# Exercise prompt:
From the entries below, pull out each line where "JSON" appears.
%%
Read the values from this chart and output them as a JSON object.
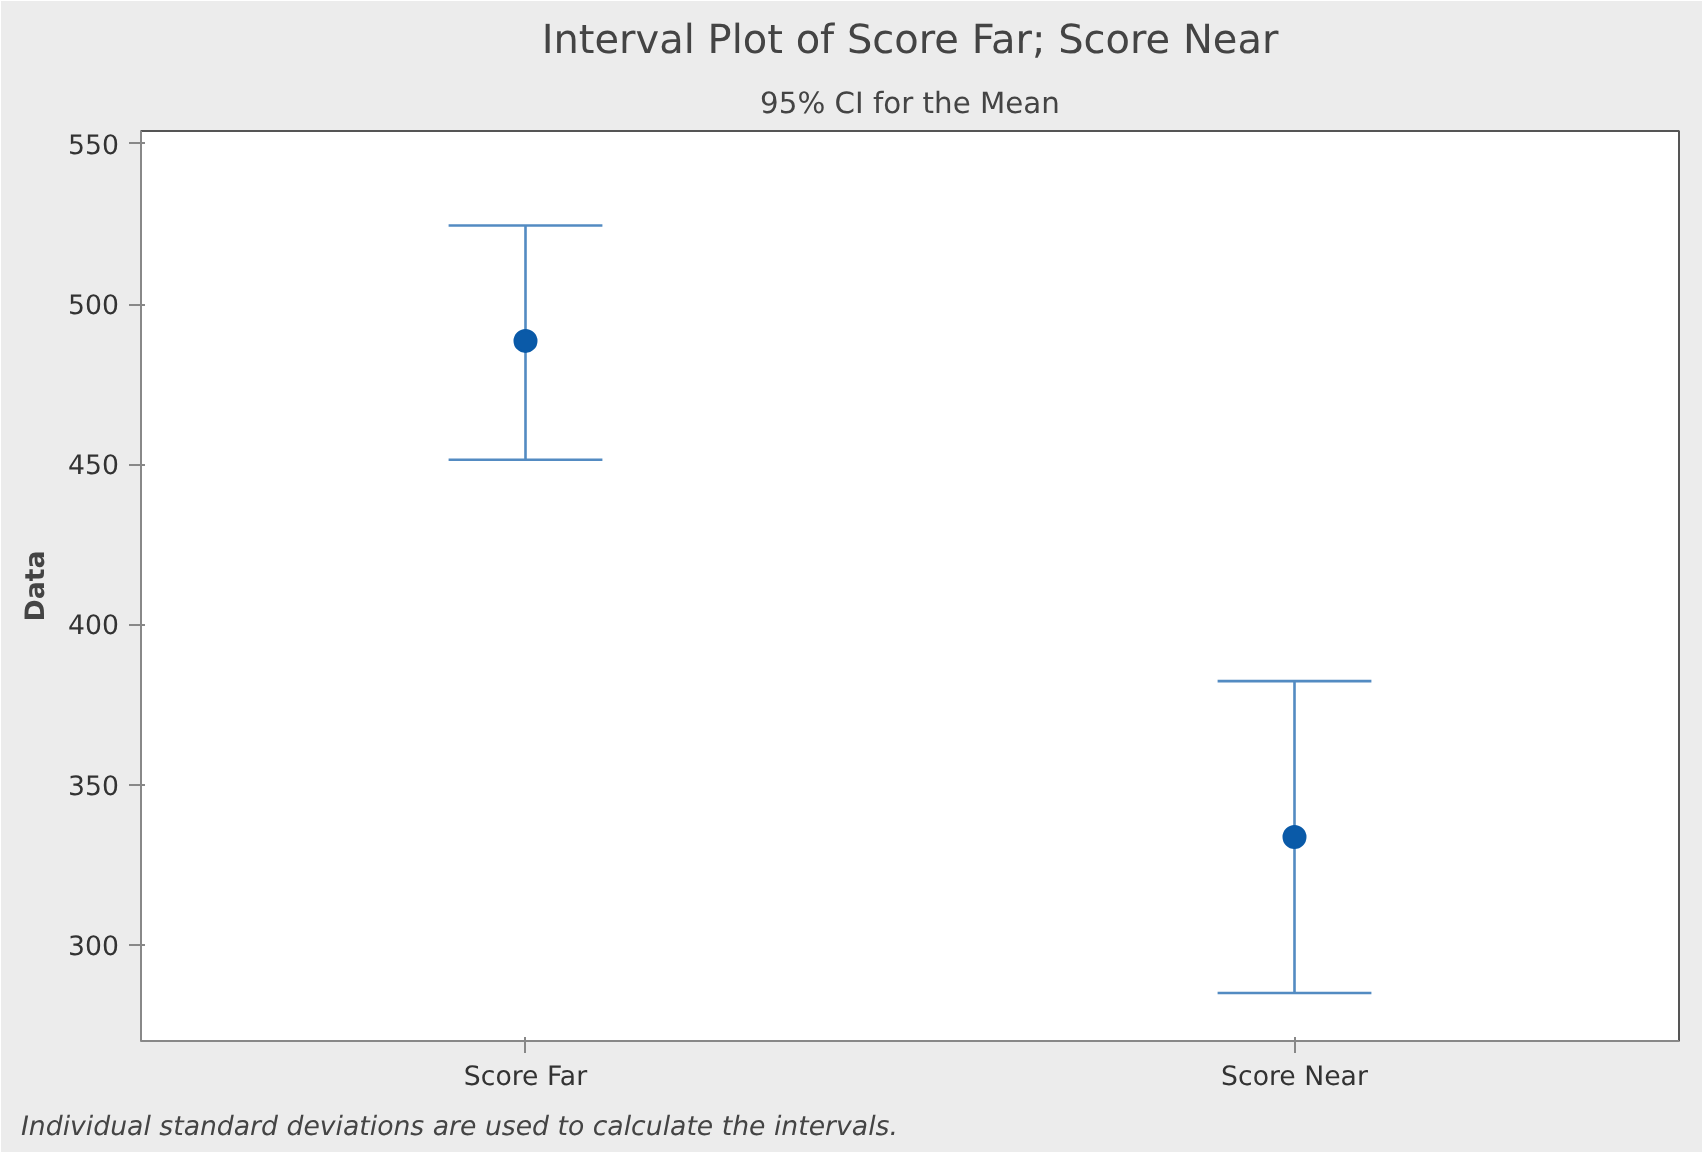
{
  "chart_data": {
    "type": "scatter",
    "title": "Interval Plot of Score Far; Score Near",
    "subtitle": "95% CI for the Mean",
    "ylabel": "Data",
    "categories": [
      "Score Far",
      "Score Near"
    ],
    "values": [
      488.5,
      333.7
    ],
    "errors": [
      [
        451.4,
        524.5
      ],
      [
        285,
        382.3
      ]
    ],
    "color": "#0a5aa8",
    "ylim": [
      270,
      554
    ],
    "yticks": [
      300,
      350,
      400,
      450,
      500,
      550
    ],
    "grid": false,
    "marker": "circle",
    "annotations": [
      "Individual standard deviations are used to calculate the intervals."
    ]
  }
}
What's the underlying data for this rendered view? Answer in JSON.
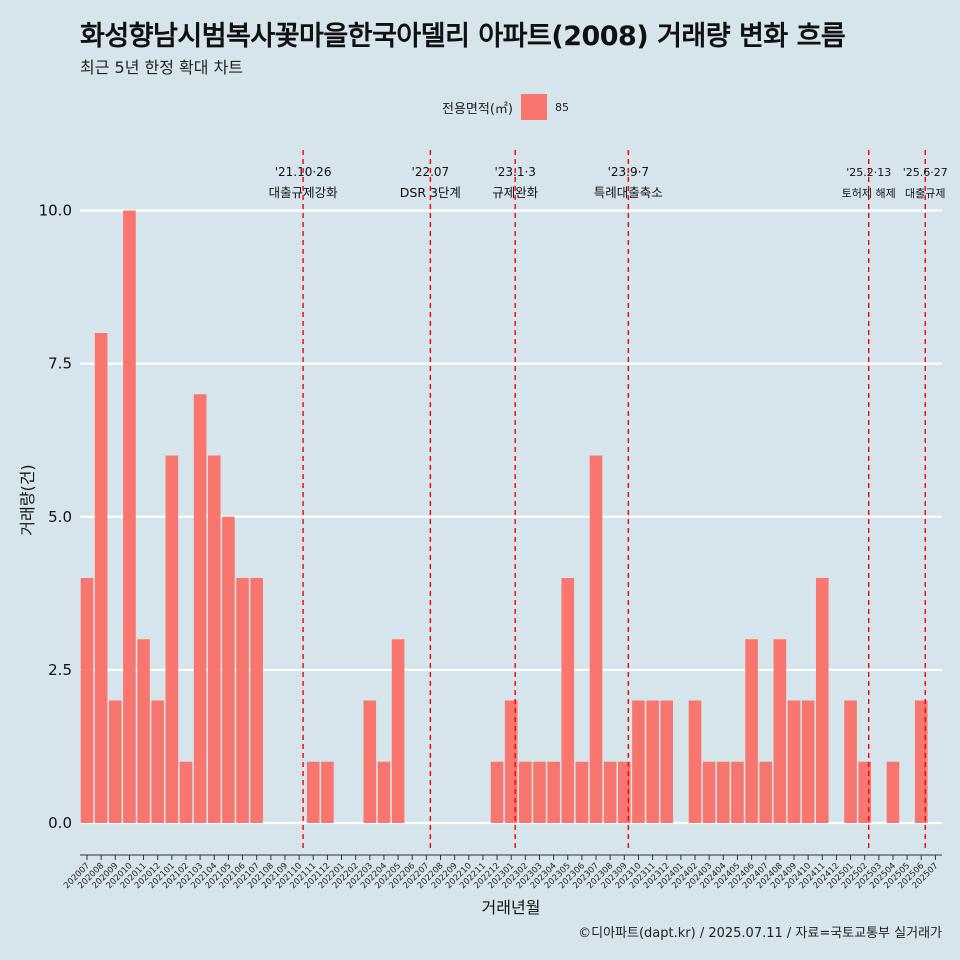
{
  "title": "화성향남시범복사꽃마을한국아델리 아파트(2008) 거래량 변화 흐름",
  "subtitle": "최근 5년 한정 확대 차트",
  "legend": {
    "title": "전용면적(㎡)",
    "item": "85",
    "color": "#f8766d"
  },
  "caption": "©디아파트(dapt.kr) / 2025.07.11 / 자료=국토교통부 실거래가",
  "chart_data": {
    "type": "bar",
    "xlabel": "거래년월",
    "ylabel": "거래량(건)",
    "ylim": [
      0,
      10
    ],
    "yticks": [
      "0.0",
      "2.5",
      "5.0",
      "7.5",
      "10.0"
    ],
    "ytick_values": [
      0,
      2.5,
      5,
      7.5,
      10
    ],
    "grid": true,
    "legend_position": "top",
    "categories": [
      "202007",
      "202008",
      "202009",
      "202010",
      "202011",
      "202012",
      "202101",
      "202102",
      "202103",
      "202104",
      "202105",
      "202106",
      "202107",
      "202108",
      "202109",
      "202110",
      "202111",
      "202112",
      "202201",
      "202202",
      "202203",
      "202204",
      "202205",
      "202206",
      "202207",
      "202208",
      "202209",
      "202210",
      "202211",
      "202212",
      "202301",
      "202302",
      "202303",
      "202304",
      "202305",
      "202306",
      "202307",
      "202308",
      "202309",
      "202310",
      "202311",
      "202312",
      "202401",
      "202402",
      "202403",
      "202404",
      "202405",
      "202406",
      "202407",
      "202408",
      "202409",
      "202410",
      "202411",
      "202412",
      "202501",
      "202502",
      "202503",
      "202504",
      "202505",
      "202506",
      "202507"
    ],
    "series": [
      {
        "name": "85",
        "values": [
          4,
          8,
          2,
          10,
          3,
          2,
          6,
          1,
          7,
          6,
          5,
          4,
          4,
          0,
          0,
          0,
          1,
          1,
          0,
          0,
          2,
          1,
          3,
          0,
          0,
          0,
          0,
          0,
          0,
          1,
          2,
          1,
          1,
          1,
          4,
          1,
          6,
          1,
          1,
          2,
          2,
          2,
          0,
          2,
          1,
          1,
          1,
          3,
          1,
          3,
          2,
          2,
          4,
          0,
          2,
          1,
          0,
          1,
          0,
          2,
          0
        ]
      }
    ],
    "annotations": [
      {
        "x": "202110",
        "date": "'21.10·26",
        "label": "대출규제강화"
      },
      {
        "x": "202207",
        "date": "'22.07",
        "label": "DSR 3단계"
      },
      {
        "x": "202301",
        "date": "'23.1·3",
        "label": "규제완화"
      },
      {
        "x": "202309",
        "date": "'23.9·7",
        "label": "특례대출축소"
      },
      {
        "x": "202502",
        "date": "'25.2·13",
        "label": "토허제 해제"
      },
      {
        "x": "202506",
        "date": "'25.6·27",
        "label": "대출규제"
      }
    ]
  }
}
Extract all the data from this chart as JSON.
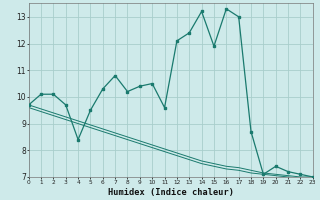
{
  "xlabel": "Humidex (Indice chaleur)",
  "x": [
    0,
    1,
    2,
    3,
    4,
    5,
    6,
    7,
    8,
    9,
    10,
    11,
    12,
    13,
    14,
    15,
    16,
    17,
    18,
    19,
    20,
    21,
    22,
    23
  ],
  "line1": [
    9.7,
    10.1,
    10.1,
    9.7,
    8.4,
    9.5,
    10.3,
    10.8,
    10.2,
    10.4,
    10.5,
    9.6,
    12.1,
    12.4,
    13.2,
    11.9,
    13.3,
    13.0,
    8.7,
    7.1,
    7.4,
    7.2,
    7.1,
    7.0
  ],
  "line2": [
    9.7,
    9.55,
    9.4,
    9.25,
    9.1,
    8.95,
    8.8,
    8.65,
    8.5,
    8.35,
    8.2,
    8.05,
    7.9,
    7.75,
    7.6,
    7.5,
    7.4,
    7.35,
    7.25,
    7.15,
    7.1,
    7.05,
    7.0,
    7.0
  ],
  "line3": [
    9.6,
    9.45,
    9.3,
    9.15,
    9.0,
    8.85,
    8.7,
    8.55,
    8.4,
    8.25,
    8.1,
    7.95,
    7.8,
    7.65,
    7.5,
    7.4,
    7.3,
    7.25,
    7.15,
    7.1,
    7.05,
    7.0,
    6.95,
    6.95
  ],
  "line_color": "#1a7a6e",
  "bg_color": "#ceeaea",
  "grid_color": "#a8cecc",
  "ylim": [
    7,
    13.5
  ],
  "xlim": [
    0,
    23
  ],
  "yticks": [
    7,
    8,
    9,
    10,
    11,
    12,
    13
  ],
  "xticks": [
    0,
    1,
    2,
    3,
    4,
    5,
    6,
    7,
    8,
    9,
    10,
    11,
    12,
    13,
    14,
    15,
    16,
    17,
    18,
    19,
    20,
    21,
    22,
    23
  ]
}
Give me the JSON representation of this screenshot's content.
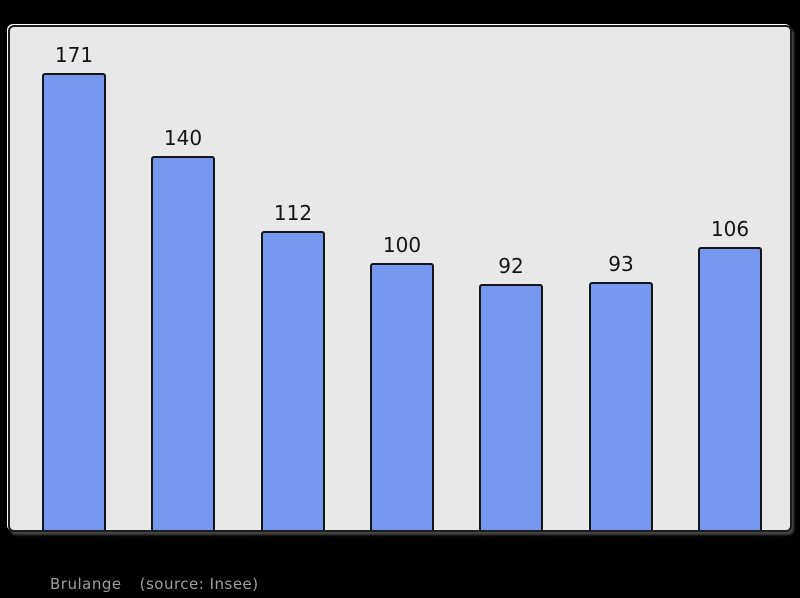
{
  "page": {
    "background": "#000000"
  },
  "chart_data": {
    "type": "bar",
    "values": [
      171,
      140,
      112,
      100,
      92,
      93,
      106
    ],
    "data_labels": [
      "171",
      "140",
      "112",
      "100",
      "92",
      "93",
      "106"
    ],
    "categories": [
      "",
      "",
      "",
      "",
      "",
      "",
      ""
    ],
    "title": "",
    "xlabel": "",
    "ylabel": "",
    "ylim": [
      0,
      188
    ],
    "grid": false,
    "legend": false,
    "axes_visible": false,
    "colors": {
      "bar_fill": "#7697f0",
      "bar_border": "#151515",
      "panel_background": "#e8e8e8",
      "panel_border": "#1c1c1c",
      "value_label": "#141414",
      "caption_text": "#9e9e9e"
    }
  },
  "caption": {
    "commune": "Brulange",
    "source": "(source: Insee)"
  }
}
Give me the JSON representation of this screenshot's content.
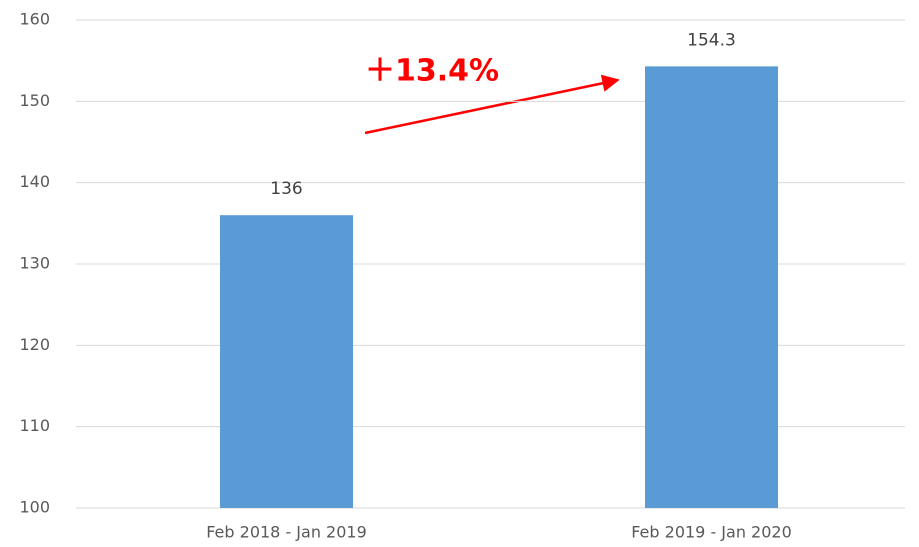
{
  "chart_data": {
    "type": "bar",
    "categories": [
      "Feb 2018 - Jan 2019",
      "Feb 2019 - Jan 2020"
    ],
    "values": [
      136,
      154.3
    ],
    "color": "#5b9bd5",
    "ylim": [
      100,
      160
    ],
    "yticks": [
      100,
      110,
      120,
      130,
      140,
      150,
      160
    ],
    "grid": true,
    "annotation": "＋13.4%",
    "annotation_color": "#ff0000"
  }
}
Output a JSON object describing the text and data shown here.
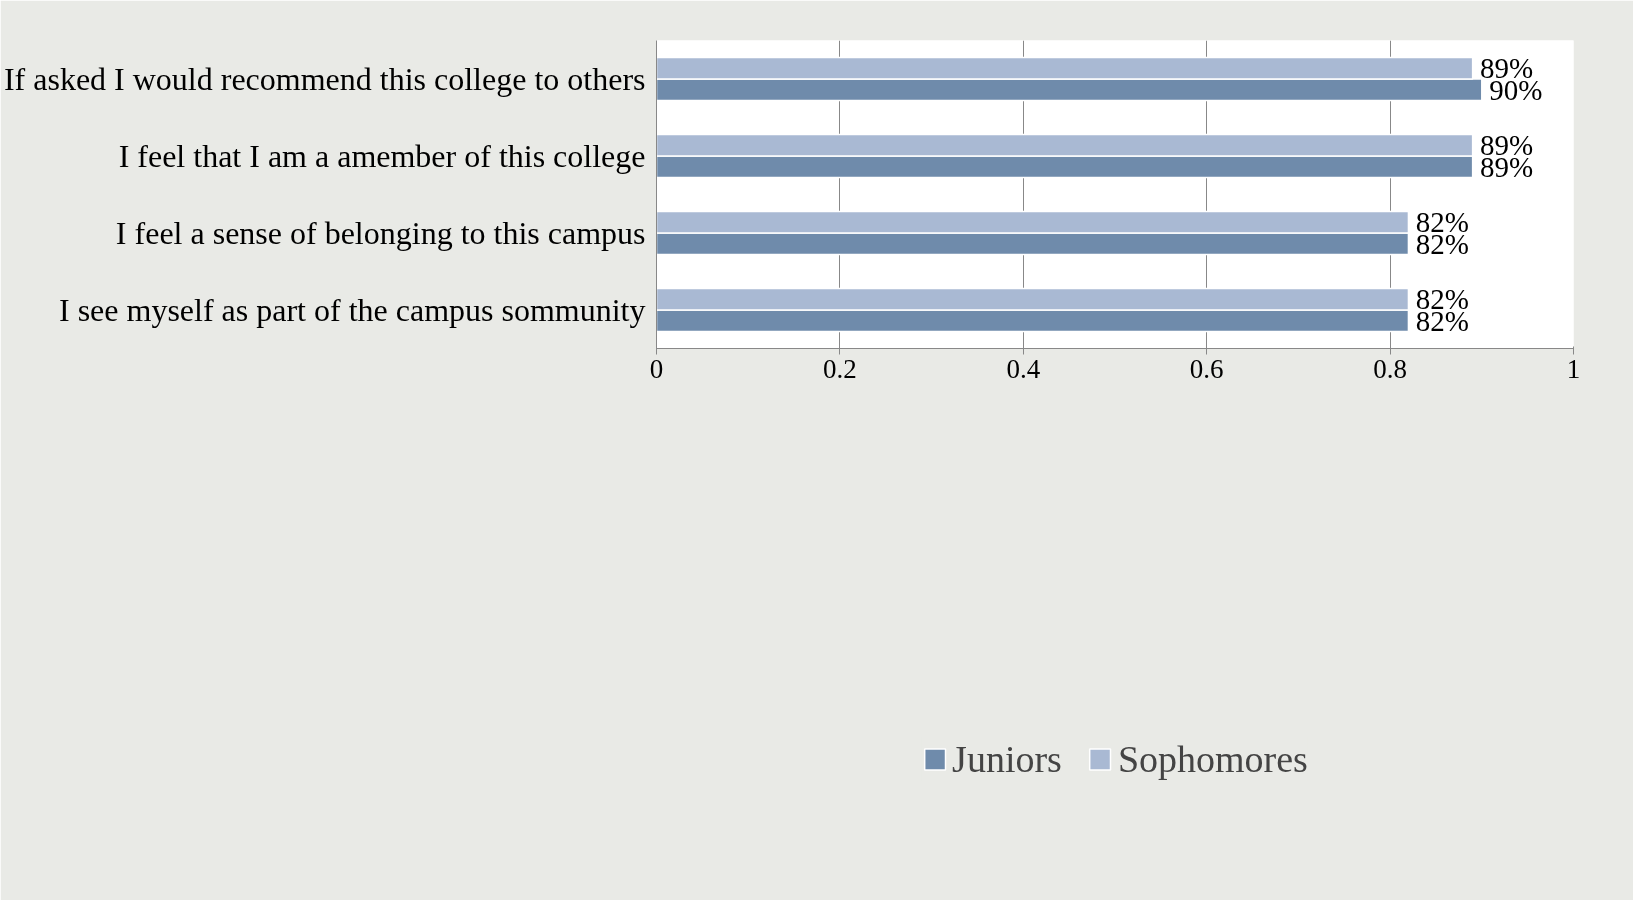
{
  "chart_data": {
    "type": "bar",
    "orientation": "horizontal",
    "categories": [
      "If asked I would recommend this college to others",
      "I feel that I am a amember of this college",
      "I feel a sense of belonging to this campus",
      "I see myself as part of the campus sommunity"
    ],
    "series": [
      {
        "name": "Juniors",
        "color": "#6f8bab",
        "values": [
          0.9,
          0.89,
          0.82,
          0.82
        ],
        "value_labels": [
          "90%",
          "89%",
          "82%",
          "82%"
        ]
      },
      {
        "name": "Sophomores",
        "color": "#a9b9d3",
        "values": [
          0.89,
          0.89,
          0.82,
          0.82
        ],
        "value_labels": [
          "89%",
          "89%",
          "82%",
          "82%"
        ]
      }
    ],
    "xlim": [
      0,
      1
    ],
    "xticks": [
      0,
      0.2,
      0.4,
      0.6,
      0.8,
      1
    ],
    "grid": "x",
    "legend": "bottom"
  }
}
%%
# Exercise solution:
Read the values from this chart and output them as a JSON object.
What's the underlying data for this rendered view? Answer in JSON.
Extract all the data from this chart as JSON.
Give me the JSON representation of this screenshot's content.
Give me the JSON representation of this screenshot's content.
Output a JSON object describing the text and data shown here.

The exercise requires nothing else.